* Begin *
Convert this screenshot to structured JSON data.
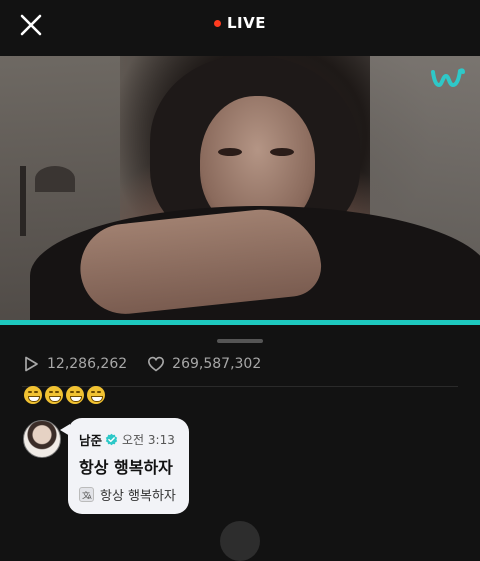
{
  "header": {
    "close_icon": "close-icon",
    "live_label": "LIVE",
    "live_dot_color": "#ff3b1f"
  },
  "video": {
    "logo_icon": "weverse-logo",
    "logo_color": "#2ec8c8",
    "progress_fraction": 1.0,
    "progress_color": "#1ec9bf"
  },
  "stats": {
    "plays_icon": "play-icon",
    "plays": "12,286,262",
    "likes_icon": "heart-icon",
    "likes": "269,587,302"
  },
  "emoji_row": [
    "grinning-emoji",
    "grinning-emoji",
    "grinning-emoji",
    "grinning-emoji"
  ],
  "comment": {
    "author": "남준",
    "verified_icon": "verified-badge-icon",
    "verified_color": "#2ec8c8",
    "time": "오전 3:13",
    "message": "항상 행복하자",
    "translate_icon": "translate-icon",
    "translation": "항상 행복하자"
  }
}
* End *
### [PROBLEM]
Quote the listing above in full, except for the pictures.

### [WORKED ANSWER]
Convert this screenshot to structured JSON data.
{
  "header": {
    "close_icon": "close-icon",
    "live_label": "LIVE",
    "live_dot_color": "#ff3b1f"
  },
  "video": {
    "logo_icon": "weverse-logo",
    "logo_color": "#2ec8c8",
    "progress_fraction": 1.0,
    "progress_color": "#1ec9bf"
  },
  "stats": {
    "plays_icon": "play-icon",
    "plays": "12,286,262",
    "likes_icon": "heart-icon",
    "likes": "269,587,302"
  },
  "emoji_row": [
    "grinning-emoji",
    "grinning-emoji",
    "grinning-emoji",
    "grinning-emoji"
  ],
  "comment": {
    "author": "남준",
    "verified_icon": "verified-badge-icon",
    "verified_color": "#2ec8c8",
    "time": "오전 3:13",
    "message": "항상 행복하자",
    "translate_icon": "translate-icon",
    "translation": "항상 행복하자"
  }
}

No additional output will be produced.